_INSTRUCTIONS TO FOLLOW_: List as a numbered list the entries between the line holding "status-icons: Ⓝ ⏰" and the line holding "repay-option-full[interactable]: 还款 584.09", inclusive, and skip any blank lines.

_RECORDS SHOWN_:
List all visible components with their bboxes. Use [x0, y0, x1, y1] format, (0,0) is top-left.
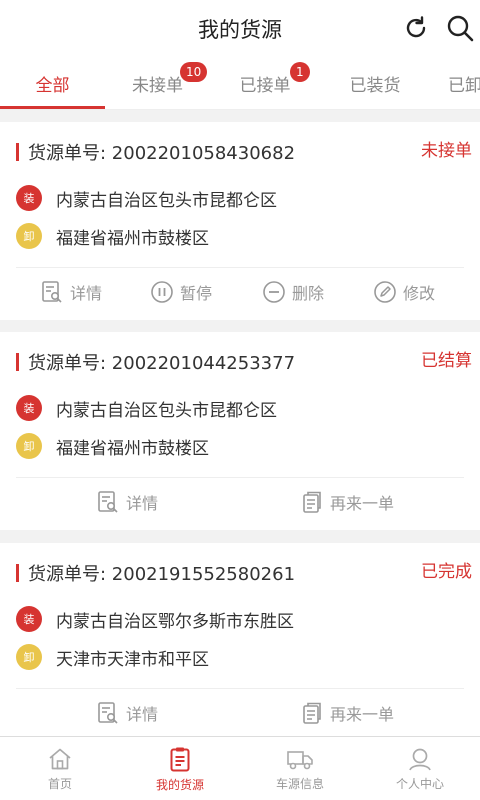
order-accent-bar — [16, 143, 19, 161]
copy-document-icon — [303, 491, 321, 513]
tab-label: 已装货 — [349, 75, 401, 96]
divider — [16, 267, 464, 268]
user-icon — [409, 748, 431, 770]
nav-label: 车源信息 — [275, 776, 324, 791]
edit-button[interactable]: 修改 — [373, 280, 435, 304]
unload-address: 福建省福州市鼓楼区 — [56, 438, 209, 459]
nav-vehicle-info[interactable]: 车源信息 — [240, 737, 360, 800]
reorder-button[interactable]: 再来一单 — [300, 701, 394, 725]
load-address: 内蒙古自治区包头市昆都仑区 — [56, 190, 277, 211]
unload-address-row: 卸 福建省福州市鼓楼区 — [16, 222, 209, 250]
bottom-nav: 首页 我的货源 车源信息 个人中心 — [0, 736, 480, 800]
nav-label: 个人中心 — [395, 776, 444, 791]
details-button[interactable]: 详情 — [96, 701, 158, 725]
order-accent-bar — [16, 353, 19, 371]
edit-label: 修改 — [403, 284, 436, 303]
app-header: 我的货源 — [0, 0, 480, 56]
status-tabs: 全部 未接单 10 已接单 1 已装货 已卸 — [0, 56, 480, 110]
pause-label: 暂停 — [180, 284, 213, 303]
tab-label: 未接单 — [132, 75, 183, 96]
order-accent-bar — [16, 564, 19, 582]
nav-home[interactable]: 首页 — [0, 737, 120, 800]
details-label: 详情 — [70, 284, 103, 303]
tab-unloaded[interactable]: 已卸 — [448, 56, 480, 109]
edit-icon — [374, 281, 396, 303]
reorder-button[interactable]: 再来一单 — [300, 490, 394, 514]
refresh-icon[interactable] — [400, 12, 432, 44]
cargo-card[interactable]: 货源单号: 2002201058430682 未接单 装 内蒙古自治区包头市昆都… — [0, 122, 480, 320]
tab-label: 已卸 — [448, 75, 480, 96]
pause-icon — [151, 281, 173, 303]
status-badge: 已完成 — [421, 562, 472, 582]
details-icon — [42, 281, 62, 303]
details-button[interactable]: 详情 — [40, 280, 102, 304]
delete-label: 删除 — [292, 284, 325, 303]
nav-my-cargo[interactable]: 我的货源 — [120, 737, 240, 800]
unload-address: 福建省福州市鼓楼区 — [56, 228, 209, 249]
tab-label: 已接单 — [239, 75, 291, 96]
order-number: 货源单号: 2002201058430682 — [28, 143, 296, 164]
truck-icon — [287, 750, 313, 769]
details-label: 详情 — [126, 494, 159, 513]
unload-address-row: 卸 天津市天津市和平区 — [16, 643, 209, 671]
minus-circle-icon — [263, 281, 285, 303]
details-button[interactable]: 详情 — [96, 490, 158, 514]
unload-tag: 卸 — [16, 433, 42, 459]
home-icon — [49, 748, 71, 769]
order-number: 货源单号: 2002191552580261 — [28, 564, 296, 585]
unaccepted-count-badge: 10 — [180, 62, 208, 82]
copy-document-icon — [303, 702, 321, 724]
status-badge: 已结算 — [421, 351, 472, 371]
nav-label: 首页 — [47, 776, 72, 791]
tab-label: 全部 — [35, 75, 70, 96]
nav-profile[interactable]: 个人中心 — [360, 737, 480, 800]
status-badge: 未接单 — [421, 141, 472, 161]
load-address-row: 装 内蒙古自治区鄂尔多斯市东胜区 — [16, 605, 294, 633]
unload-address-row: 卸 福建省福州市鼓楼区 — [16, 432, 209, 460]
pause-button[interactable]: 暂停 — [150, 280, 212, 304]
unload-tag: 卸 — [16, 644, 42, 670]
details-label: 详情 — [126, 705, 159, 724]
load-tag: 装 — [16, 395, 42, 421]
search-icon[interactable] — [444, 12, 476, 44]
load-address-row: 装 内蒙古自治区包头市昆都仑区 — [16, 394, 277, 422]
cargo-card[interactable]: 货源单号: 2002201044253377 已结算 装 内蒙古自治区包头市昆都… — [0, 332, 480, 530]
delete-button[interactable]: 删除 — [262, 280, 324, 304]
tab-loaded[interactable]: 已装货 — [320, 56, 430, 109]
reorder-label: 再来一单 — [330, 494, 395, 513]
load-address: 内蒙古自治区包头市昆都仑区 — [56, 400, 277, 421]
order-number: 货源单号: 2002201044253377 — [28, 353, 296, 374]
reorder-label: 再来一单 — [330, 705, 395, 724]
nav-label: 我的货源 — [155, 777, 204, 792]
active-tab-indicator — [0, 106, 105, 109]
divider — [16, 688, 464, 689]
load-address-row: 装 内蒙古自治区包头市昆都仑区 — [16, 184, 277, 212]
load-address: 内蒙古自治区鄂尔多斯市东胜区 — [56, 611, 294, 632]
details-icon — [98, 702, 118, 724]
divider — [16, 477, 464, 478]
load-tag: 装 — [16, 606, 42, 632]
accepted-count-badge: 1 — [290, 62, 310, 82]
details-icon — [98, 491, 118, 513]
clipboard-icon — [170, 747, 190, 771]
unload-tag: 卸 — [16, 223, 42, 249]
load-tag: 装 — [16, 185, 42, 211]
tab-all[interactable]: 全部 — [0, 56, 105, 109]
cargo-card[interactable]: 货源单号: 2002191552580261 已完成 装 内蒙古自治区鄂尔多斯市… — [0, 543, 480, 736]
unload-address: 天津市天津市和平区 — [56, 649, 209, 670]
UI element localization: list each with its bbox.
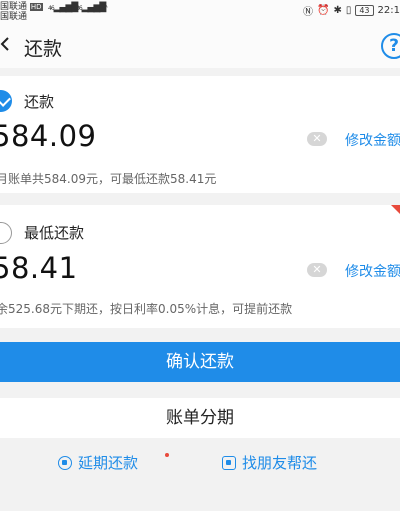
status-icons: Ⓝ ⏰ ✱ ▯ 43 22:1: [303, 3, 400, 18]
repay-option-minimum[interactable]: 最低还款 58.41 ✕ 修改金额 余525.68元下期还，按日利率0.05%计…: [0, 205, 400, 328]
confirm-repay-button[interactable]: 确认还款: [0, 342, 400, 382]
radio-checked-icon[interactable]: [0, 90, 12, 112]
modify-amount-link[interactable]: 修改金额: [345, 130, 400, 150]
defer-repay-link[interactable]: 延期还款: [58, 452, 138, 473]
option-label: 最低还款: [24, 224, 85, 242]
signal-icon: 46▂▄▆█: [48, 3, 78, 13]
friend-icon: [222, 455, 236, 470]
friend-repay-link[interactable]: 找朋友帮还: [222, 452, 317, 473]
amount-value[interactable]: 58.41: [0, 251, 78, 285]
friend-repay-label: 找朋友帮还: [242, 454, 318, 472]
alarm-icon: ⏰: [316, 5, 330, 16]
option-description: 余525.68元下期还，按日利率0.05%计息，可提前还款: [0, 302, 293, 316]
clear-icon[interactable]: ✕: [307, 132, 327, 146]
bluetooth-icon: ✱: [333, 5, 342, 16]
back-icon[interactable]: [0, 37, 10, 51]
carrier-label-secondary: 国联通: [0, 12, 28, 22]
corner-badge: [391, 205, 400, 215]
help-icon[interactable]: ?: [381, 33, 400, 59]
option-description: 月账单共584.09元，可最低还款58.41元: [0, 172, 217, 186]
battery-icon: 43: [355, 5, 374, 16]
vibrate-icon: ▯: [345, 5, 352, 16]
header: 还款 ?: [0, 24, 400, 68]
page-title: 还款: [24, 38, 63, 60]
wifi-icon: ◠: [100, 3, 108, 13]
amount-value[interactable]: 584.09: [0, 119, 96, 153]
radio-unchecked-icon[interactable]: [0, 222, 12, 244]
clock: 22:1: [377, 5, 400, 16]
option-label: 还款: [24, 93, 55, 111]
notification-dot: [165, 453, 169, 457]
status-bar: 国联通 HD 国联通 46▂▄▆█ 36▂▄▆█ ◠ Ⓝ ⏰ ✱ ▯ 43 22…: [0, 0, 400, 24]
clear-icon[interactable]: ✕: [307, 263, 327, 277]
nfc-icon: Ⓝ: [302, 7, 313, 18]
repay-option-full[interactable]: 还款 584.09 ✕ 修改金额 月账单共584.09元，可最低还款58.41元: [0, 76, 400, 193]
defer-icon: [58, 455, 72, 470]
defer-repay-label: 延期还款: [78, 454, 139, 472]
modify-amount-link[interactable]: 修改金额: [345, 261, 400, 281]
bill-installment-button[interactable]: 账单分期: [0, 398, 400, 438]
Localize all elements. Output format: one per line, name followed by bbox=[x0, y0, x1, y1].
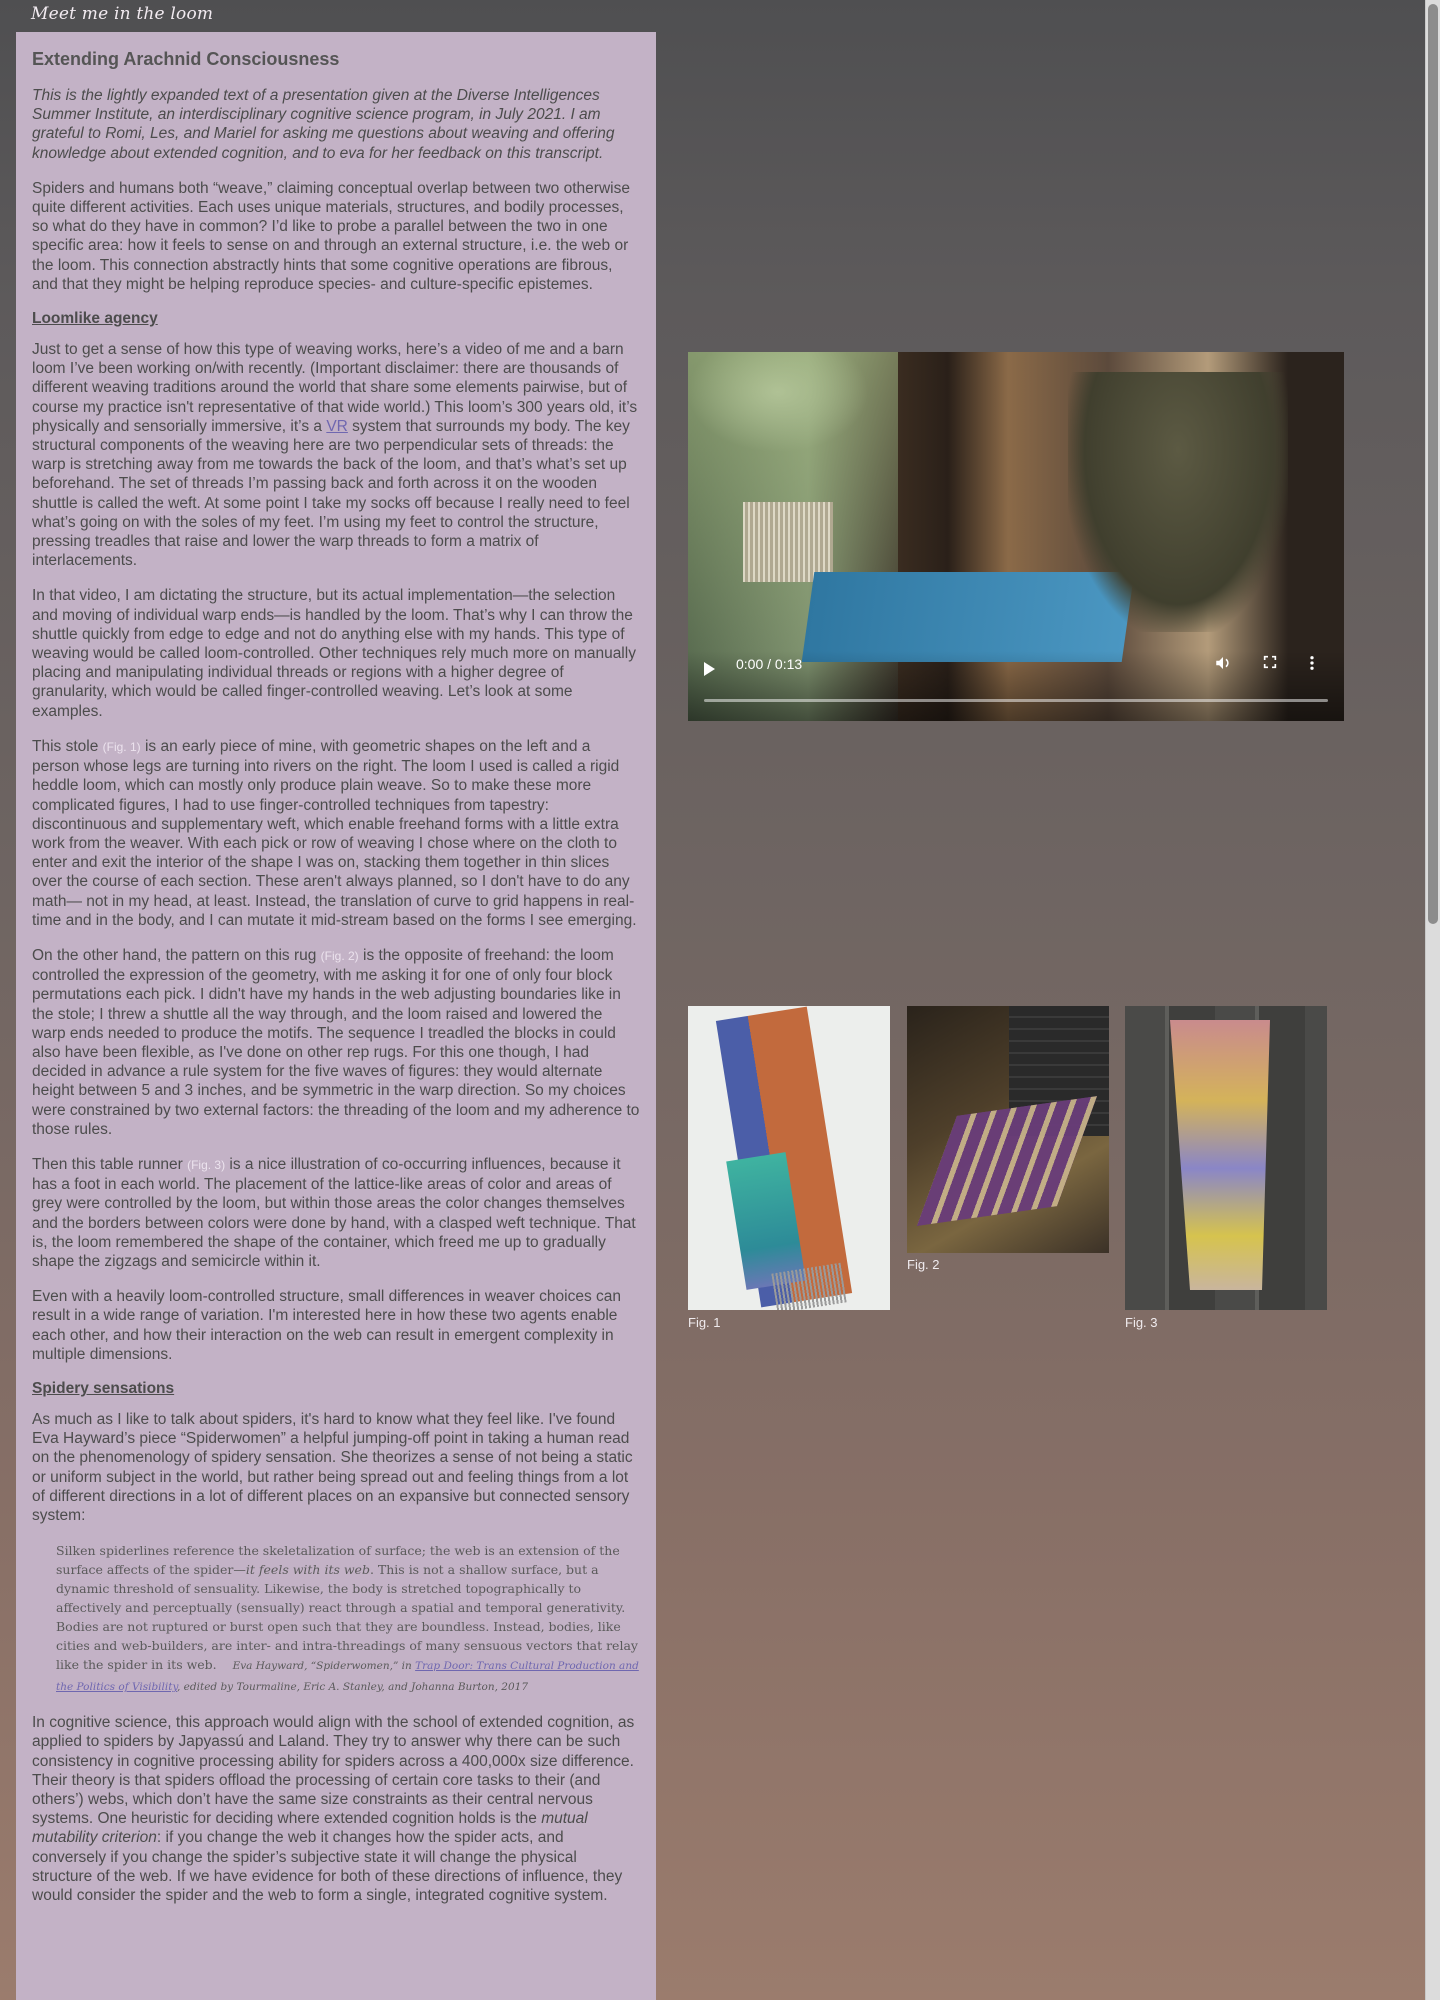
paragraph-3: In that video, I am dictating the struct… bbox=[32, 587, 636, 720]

_RESULT OF THIS EXERCISE_:
1. status-icons: Ⓝ ⏰ ✱ ▯ 43 22:1: [303, 3, 400, 18]
2. repay-option-minimum[interactable]: 最低还款 58.41 ✕ 修改金额 余525.68元下期还，按日利率0.05%计…: [0, 205, 400, 328]
3. confirm-repay-button[interactable]: 确认还款: [0, 342, 400, 382]
4. radio-checked-icon[interactable]: [0, 90, 12, 112]
5. modify-amount-link[interactable]: 修改金额: [345, 130, 400, 150]
6. defer-repay-link[interactable]: 延期还款: [58, 452, 138, 473]
7. option-label: 最低还款: [24, 224, 85, 242]
8. signal-icon: 46▂▄▆█: [48, 3, 78, 13]
9. friend-icon: [222, 455, 236, 470]
10. friend-repay-link[interactable]: 找朋友帮还: [222, 452, 317, 473]
11. amount-value[interactable]: 58.41: [0, 251, 78, 285]
12. friend-repay-label: 找朋友帮还: [242, 454, 318, 472]
13. alarm-icon: ⏰: [316, 5, 330, 16]
14. option-description: 余525.68元下期还，按日利率0.05%计息，可提前还款: [0, 302, 293, 316]
15. clear-icon[interactable]: ✕: [307, 132, 327, 146]
16. bluetooth-icon: ✱: [333, 5, 342, 16]
17. back-icon[interactable]: [0, 37, 10, 51]
18. carrier-label-secondary: 国联通: [0, 12, 28, 22]
19. corner-badge: [391, 205, 400, 215]
20. help-icon[interactable]: ?: [381, 33, 400, 59]
21. option-description: 月账单共584.09元，可最低还款58.41元: [0, 172, 217, 186]
22. battery-icon: 43: [355, 5, 374, 16]
23. vibrate-icon: ▯: [345, 5, 352, 16]
24. header: 还款 ?: [0, 24, 400, 68]
25. page-title: 还款: [24, 38, 63, 60]
26. wifi-icon: ◠: [100, 3, 108, 13]
27. amount-value[interactable]: 584.09: [0, 119, 96, 153]
28. radio-unchecked-icon[interactable]: [0, 222, 12, 244]
29. clock: 22:1: [377, 5, 400, 16]
30. option-label: 还款: [24, 93, 55, 111]
31. notification-dot: [165, 453, 169, 457]
32. status-bar: 国联通 HD 国联通 46▂▄▆█ 36▂▄▆█ ◠ Ⓝ ⏰ ✱ ▯ 43 22…: [0, 0, 400, 24]
33. clear-icon[interactable]: ✕: [307, 263, 327, 277]
34. nfc-icon: Ⓝ: [302, 7, 313, 18]
35. repay-option-full[interactable]: 还款 584.09 ✕ 修改金额 月账单共584.09元，可最低还款58.41元: [0, 76, 400, 193]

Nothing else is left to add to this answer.